>> start Exercise inputs

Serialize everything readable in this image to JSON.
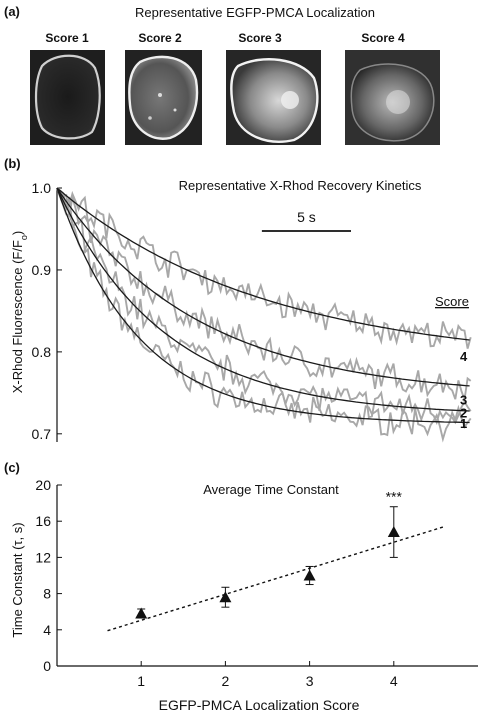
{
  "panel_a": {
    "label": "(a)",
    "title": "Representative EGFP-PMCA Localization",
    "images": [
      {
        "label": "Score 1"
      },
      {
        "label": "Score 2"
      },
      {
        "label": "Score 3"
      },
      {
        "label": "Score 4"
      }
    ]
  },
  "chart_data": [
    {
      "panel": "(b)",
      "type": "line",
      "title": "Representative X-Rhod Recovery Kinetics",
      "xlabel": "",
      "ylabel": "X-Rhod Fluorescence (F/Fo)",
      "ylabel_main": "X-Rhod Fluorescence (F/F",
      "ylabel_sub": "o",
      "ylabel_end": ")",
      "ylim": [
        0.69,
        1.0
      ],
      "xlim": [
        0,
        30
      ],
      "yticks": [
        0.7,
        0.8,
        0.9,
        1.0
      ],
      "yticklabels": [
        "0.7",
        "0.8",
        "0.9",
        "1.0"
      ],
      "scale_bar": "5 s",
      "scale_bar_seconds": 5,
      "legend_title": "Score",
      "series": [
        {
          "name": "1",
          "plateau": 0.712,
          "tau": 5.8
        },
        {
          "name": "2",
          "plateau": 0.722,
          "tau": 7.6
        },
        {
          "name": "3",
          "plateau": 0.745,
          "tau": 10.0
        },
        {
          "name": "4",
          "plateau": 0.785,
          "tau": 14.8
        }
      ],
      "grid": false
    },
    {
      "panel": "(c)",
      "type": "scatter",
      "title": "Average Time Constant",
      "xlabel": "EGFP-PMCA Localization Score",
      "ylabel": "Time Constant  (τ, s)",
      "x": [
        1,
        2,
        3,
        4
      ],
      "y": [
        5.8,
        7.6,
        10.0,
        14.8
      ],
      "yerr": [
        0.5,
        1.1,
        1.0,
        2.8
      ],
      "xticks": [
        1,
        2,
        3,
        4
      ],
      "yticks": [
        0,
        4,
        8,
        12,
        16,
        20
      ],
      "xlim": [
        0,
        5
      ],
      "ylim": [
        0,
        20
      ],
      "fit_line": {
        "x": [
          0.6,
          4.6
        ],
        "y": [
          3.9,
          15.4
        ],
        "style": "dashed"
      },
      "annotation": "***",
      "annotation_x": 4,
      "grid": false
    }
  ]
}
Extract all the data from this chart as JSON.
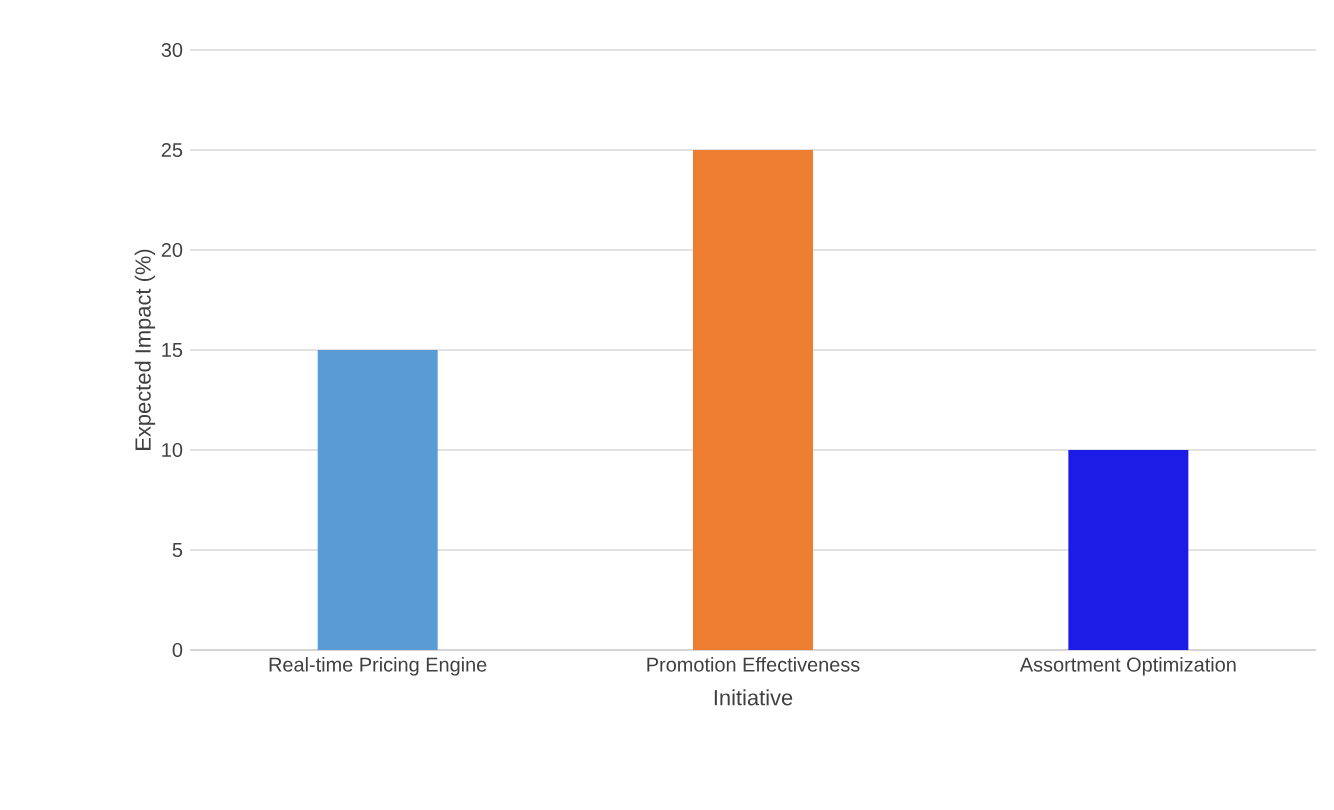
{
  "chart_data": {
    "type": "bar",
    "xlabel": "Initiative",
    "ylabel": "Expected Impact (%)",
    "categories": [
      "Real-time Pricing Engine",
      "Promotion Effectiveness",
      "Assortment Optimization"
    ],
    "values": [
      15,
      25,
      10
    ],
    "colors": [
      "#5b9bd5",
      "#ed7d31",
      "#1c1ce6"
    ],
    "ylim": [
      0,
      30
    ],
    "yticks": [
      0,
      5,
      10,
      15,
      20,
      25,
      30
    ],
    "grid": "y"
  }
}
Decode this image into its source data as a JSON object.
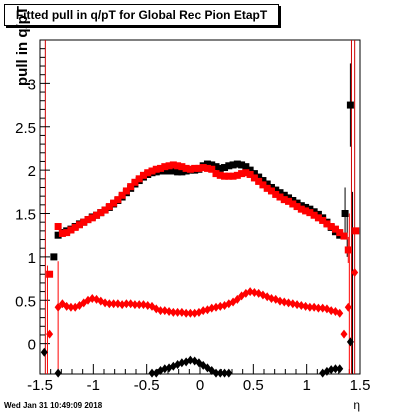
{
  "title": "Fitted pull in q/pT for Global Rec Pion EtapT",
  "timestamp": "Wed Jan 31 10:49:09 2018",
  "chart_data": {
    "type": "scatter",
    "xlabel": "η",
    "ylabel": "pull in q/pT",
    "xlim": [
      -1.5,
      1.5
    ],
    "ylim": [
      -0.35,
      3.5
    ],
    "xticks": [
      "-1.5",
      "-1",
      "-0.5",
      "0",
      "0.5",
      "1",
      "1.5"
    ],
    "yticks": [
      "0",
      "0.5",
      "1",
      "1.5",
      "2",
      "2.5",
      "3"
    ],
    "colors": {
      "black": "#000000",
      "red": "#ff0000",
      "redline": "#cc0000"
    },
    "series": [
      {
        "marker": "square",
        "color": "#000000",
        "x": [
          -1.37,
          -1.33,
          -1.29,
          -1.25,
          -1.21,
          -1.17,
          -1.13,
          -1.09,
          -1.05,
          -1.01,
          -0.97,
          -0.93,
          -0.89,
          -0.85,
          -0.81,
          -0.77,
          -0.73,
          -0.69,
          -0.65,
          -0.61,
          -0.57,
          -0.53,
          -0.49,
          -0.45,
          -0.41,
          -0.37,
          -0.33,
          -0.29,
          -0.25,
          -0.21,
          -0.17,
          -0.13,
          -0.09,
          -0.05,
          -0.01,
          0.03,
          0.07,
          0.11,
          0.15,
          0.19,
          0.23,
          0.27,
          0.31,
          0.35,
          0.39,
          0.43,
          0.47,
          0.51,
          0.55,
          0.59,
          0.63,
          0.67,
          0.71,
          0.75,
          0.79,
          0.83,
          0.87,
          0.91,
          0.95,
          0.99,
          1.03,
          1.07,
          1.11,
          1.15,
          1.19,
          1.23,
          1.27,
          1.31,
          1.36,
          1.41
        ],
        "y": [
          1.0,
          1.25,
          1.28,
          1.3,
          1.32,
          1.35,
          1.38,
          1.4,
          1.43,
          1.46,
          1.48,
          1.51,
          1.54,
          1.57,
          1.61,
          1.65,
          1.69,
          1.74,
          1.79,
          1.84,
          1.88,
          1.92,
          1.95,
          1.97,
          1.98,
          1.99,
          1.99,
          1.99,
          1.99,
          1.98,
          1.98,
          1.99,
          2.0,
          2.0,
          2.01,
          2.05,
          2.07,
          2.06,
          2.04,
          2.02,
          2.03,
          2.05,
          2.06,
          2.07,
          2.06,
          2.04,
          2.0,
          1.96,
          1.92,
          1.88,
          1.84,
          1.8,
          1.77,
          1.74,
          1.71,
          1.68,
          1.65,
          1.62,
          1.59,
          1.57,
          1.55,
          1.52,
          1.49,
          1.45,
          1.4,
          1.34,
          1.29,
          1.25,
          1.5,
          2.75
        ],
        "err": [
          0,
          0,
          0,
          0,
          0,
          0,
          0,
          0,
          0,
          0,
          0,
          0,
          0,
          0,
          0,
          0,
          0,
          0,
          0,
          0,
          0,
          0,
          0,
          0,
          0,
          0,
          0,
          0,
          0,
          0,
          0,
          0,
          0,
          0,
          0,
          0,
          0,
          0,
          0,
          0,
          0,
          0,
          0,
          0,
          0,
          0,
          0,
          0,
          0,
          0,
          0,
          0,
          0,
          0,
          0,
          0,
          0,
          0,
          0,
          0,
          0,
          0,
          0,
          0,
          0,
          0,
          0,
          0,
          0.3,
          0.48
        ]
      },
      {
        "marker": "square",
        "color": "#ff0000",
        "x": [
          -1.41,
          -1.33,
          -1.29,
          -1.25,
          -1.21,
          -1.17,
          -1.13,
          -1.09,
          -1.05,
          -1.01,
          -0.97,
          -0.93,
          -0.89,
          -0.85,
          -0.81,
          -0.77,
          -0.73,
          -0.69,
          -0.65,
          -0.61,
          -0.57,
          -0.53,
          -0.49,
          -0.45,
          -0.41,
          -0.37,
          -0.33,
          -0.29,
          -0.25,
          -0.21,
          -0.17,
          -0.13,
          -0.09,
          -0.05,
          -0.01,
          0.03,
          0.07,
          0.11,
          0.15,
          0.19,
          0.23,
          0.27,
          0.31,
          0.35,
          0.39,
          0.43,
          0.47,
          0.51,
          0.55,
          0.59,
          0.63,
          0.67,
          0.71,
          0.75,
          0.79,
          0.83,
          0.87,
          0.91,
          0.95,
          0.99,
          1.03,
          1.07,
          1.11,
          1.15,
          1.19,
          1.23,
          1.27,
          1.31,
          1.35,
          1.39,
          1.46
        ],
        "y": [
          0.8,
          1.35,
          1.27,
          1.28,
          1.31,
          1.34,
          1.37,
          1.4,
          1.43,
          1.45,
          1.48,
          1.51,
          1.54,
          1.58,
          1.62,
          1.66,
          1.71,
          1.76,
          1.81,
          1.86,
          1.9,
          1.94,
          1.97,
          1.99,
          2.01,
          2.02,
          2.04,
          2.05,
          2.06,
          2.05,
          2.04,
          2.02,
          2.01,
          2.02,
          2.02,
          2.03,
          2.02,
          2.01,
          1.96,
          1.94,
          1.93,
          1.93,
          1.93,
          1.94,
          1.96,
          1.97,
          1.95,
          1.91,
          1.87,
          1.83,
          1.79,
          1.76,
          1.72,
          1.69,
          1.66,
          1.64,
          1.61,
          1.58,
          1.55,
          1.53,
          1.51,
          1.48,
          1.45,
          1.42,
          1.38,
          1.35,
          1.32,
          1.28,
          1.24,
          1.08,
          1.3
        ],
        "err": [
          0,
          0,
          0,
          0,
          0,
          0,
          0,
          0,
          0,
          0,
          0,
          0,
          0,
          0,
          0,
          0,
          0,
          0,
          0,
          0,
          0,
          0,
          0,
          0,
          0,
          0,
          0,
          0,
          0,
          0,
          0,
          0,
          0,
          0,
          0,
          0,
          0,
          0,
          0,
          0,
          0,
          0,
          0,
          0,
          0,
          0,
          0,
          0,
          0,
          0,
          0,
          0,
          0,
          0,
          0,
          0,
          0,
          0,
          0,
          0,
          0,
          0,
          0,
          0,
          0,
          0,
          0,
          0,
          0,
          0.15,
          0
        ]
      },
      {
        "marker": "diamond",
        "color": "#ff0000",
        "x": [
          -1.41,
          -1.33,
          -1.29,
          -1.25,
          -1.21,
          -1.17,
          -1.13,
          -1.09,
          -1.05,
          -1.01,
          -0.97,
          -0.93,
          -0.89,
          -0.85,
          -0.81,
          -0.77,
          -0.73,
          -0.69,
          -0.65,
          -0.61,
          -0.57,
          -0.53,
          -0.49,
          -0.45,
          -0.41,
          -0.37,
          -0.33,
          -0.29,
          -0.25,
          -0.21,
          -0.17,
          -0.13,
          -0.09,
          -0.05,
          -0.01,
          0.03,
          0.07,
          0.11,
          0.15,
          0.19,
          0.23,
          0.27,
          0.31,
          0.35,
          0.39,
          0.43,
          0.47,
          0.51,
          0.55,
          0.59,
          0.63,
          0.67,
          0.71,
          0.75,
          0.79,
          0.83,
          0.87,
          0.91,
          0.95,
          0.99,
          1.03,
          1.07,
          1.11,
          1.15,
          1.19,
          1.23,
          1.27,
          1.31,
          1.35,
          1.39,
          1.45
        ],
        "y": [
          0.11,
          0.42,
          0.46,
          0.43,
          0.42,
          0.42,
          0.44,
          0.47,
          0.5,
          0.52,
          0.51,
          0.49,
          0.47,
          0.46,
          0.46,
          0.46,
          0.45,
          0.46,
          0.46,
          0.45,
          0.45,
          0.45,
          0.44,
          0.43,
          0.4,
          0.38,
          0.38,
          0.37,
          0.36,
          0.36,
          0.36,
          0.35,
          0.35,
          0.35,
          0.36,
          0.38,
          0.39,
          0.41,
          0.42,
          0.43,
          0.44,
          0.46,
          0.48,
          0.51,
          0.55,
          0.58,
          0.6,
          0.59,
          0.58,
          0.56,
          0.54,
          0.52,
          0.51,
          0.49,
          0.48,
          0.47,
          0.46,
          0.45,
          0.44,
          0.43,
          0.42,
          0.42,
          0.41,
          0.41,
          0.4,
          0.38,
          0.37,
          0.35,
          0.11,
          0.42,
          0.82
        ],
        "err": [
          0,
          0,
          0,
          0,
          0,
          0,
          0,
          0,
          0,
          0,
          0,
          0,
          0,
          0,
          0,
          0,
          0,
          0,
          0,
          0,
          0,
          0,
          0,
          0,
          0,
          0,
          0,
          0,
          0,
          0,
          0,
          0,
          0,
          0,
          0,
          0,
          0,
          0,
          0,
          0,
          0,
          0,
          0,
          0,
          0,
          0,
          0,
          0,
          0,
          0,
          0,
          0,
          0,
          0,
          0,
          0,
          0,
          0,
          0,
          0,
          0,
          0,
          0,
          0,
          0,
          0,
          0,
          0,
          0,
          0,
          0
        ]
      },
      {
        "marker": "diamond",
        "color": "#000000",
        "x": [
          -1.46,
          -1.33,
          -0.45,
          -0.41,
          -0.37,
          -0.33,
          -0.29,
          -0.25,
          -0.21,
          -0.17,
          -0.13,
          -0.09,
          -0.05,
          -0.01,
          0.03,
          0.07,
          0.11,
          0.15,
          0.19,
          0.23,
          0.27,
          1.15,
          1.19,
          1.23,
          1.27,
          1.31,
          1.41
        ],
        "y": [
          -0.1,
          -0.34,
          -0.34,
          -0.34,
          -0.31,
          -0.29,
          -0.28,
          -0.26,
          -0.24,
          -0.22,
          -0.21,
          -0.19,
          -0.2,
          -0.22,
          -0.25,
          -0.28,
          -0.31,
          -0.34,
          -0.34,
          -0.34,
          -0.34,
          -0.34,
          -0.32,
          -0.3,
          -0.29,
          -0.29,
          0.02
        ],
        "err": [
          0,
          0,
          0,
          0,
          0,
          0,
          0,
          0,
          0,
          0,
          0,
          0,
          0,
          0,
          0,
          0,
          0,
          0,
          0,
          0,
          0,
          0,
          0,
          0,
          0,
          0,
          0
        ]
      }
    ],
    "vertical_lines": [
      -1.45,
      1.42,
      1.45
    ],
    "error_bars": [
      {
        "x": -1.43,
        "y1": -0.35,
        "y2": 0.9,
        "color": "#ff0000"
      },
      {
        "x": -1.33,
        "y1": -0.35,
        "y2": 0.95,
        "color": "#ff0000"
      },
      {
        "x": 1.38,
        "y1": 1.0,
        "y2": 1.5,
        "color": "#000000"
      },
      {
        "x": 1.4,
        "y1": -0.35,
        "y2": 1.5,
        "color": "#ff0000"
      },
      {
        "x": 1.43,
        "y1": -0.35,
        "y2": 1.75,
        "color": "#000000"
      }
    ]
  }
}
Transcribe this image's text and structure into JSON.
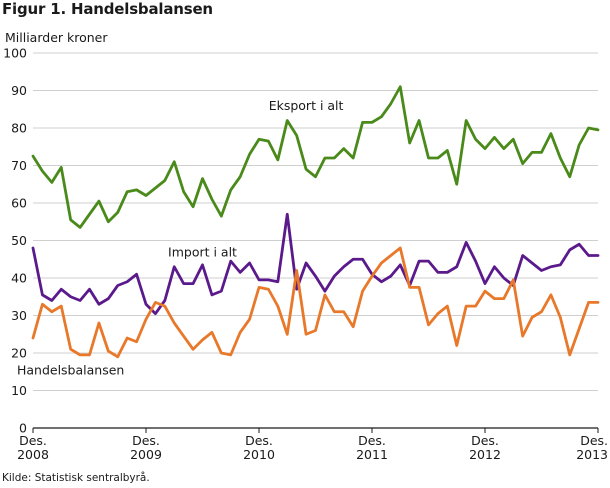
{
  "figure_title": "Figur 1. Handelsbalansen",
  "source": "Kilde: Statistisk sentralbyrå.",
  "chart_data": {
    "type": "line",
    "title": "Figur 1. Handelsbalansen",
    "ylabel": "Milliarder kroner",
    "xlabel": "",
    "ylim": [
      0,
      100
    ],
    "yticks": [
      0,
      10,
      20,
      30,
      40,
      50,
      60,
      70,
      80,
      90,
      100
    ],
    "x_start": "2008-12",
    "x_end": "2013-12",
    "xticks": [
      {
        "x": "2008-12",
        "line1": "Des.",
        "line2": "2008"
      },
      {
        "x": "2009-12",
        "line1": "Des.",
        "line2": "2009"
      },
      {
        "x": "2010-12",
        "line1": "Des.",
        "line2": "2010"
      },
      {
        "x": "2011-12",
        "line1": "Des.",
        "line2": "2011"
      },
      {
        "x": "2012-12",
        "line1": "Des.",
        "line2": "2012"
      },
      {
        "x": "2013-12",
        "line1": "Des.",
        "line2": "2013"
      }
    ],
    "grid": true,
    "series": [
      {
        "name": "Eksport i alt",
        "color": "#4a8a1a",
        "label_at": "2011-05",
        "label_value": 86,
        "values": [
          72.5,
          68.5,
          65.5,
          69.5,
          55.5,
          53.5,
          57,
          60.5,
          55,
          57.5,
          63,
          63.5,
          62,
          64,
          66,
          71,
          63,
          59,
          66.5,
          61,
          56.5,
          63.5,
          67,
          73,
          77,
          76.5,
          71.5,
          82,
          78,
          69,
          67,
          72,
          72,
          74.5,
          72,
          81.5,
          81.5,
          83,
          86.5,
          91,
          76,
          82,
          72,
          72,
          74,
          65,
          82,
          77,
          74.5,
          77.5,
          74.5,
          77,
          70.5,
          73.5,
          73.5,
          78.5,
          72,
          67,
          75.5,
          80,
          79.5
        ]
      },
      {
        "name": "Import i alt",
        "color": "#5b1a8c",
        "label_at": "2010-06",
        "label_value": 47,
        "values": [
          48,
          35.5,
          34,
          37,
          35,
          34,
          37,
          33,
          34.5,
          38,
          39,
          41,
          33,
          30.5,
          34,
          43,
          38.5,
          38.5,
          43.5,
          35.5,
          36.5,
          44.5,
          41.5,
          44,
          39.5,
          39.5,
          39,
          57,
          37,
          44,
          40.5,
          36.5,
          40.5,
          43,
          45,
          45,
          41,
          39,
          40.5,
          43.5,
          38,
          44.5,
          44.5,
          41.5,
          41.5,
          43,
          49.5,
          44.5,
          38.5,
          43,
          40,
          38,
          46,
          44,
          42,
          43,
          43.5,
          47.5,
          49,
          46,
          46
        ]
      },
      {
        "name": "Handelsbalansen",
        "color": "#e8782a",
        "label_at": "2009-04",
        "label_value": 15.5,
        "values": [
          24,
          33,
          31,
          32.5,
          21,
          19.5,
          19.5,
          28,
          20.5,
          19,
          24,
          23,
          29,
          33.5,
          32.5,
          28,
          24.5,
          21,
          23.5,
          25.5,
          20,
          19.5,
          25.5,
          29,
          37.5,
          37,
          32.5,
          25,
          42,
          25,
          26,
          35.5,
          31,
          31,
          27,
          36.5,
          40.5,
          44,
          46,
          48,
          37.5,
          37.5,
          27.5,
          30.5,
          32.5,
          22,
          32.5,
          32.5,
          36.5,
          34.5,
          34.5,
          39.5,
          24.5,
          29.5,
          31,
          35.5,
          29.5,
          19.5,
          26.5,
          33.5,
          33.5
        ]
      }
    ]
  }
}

>> end Exercise inputs

_Brief:_ In the entries above, find every line with the word "Figur" and list it.

_Result below:_
  "figure_title": "Figur 1. Handelsbalansen",
    "title": "Figur 1. Handelsbalansen",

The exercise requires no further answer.